◆ WHAT YOU NEED TO DO
Copy each line that holds "here".

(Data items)
::::::::
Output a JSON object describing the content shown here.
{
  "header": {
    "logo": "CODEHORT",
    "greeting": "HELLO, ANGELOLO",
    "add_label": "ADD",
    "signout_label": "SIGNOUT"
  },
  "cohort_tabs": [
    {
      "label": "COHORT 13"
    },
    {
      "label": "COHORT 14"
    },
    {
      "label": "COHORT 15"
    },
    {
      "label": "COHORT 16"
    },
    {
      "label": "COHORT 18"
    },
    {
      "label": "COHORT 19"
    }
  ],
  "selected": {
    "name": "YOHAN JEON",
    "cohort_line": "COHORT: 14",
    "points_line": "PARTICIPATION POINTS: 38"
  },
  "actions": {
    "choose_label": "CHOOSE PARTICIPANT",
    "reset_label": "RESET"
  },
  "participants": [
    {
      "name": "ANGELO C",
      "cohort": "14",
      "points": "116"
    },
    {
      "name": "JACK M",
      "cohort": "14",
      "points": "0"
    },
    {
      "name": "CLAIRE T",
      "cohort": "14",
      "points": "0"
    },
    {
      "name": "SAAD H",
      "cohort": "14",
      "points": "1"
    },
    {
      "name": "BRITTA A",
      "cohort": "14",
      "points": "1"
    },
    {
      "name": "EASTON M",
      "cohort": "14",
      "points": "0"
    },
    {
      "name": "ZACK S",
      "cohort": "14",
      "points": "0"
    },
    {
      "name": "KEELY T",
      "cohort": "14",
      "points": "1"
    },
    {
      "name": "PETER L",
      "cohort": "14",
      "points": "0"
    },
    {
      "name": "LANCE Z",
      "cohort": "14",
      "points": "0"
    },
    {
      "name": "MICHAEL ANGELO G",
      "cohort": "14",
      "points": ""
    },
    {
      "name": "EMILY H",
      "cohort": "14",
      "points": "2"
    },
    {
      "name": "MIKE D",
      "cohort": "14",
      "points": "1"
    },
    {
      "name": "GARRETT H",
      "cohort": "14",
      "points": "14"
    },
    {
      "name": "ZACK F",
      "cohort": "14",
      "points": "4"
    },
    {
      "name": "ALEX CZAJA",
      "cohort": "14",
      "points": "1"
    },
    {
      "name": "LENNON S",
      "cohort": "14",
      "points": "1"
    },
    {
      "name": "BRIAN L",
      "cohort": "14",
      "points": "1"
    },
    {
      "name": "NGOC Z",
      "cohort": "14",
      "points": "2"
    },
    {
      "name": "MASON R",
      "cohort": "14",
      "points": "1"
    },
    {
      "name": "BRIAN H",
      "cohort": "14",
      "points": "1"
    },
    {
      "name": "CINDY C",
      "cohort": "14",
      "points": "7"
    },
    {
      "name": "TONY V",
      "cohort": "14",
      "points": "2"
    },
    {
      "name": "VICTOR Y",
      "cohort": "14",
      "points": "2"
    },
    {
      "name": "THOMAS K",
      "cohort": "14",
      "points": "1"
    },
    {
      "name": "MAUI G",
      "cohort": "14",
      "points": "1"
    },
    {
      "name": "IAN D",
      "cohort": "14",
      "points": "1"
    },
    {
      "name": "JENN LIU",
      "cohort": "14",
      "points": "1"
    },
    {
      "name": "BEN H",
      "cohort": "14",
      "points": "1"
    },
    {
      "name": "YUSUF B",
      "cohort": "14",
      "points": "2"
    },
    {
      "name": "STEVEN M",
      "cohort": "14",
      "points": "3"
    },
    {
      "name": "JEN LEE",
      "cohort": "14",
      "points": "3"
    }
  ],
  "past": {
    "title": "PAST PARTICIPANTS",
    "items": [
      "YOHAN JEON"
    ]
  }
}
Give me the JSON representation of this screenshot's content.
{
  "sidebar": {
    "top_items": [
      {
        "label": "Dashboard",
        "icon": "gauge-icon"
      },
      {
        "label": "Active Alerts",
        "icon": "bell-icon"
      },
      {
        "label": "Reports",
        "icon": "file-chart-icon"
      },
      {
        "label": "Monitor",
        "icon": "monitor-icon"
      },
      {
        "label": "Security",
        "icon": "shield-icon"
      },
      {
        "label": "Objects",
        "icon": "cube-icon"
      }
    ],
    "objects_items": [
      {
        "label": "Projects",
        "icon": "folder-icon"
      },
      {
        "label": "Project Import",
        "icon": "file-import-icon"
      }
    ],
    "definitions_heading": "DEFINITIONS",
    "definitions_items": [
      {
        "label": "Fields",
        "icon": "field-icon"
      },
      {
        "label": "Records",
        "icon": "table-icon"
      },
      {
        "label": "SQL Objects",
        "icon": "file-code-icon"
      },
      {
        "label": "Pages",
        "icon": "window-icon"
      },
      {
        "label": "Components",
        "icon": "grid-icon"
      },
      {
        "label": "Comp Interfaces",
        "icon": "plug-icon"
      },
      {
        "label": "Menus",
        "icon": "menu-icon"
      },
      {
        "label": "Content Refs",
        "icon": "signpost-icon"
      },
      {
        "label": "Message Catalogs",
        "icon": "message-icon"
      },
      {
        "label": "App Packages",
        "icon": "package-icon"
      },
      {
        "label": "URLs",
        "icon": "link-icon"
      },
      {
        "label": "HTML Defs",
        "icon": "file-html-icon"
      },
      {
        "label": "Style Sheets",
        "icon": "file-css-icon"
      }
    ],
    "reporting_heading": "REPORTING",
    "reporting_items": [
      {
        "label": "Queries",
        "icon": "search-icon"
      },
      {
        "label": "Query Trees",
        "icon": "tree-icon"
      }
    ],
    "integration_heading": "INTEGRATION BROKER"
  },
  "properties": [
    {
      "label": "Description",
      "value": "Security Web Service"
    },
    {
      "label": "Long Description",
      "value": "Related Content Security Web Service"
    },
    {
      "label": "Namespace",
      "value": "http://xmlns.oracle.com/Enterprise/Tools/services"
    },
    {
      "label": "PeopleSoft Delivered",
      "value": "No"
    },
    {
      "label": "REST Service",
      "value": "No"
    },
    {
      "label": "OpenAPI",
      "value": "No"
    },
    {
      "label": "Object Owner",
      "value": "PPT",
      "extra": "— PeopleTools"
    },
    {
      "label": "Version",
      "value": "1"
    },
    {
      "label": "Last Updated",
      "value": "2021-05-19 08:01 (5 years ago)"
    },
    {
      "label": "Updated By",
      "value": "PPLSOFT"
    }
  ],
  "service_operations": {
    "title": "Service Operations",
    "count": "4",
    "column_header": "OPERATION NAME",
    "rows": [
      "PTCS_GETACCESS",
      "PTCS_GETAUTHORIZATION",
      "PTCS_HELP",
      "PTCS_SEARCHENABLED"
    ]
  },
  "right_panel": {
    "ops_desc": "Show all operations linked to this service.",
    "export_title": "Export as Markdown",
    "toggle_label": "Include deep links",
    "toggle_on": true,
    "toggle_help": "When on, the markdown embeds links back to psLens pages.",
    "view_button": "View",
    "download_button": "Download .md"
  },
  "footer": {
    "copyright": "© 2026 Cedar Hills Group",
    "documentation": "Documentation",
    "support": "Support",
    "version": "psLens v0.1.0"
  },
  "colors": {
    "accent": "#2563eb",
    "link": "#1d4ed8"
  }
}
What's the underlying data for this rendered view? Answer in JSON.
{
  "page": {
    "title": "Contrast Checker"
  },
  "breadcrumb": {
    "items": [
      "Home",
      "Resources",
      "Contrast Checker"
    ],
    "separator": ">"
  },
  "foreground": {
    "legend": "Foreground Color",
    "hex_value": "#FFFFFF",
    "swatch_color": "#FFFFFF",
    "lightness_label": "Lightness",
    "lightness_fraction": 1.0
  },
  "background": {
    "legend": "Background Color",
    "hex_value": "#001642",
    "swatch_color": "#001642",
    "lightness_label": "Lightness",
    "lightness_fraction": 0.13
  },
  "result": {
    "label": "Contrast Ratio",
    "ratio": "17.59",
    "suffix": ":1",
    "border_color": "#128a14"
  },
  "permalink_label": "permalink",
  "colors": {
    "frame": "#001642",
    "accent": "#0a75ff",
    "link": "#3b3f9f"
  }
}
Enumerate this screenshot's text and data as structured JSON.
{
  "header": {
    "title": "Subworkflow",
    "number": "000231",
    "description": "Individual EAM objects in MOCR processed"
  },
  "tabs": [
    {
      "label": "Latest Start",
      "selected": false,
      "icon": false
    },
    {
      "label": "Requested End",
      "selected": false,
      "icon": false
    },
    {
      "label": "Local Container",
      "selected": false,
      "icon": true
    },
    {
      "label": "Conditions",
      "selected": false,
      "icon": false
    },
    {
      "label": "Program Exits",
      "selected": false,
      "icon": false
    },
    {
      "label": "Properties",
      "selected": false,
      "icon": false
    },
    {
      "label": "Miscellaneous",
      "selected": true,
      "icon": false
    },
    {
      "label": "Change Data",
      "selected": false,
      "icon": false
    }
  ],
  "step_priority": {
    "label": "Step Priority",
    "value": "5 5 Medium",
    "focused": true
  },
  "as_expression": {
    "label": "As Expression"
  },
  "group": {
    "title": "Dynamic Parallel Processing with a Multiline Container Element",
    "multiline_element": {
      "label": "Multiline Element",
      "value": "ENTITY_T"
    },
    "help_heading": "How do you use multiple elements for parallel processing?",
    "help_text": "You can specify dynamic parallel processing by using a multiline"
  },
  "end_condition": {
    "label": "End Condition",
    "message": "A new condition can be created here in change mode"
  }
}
::::::::
◆ RESPONSE
Output a JSON object describing the content shown here.
    "message": "A new condition can be created here in change mode"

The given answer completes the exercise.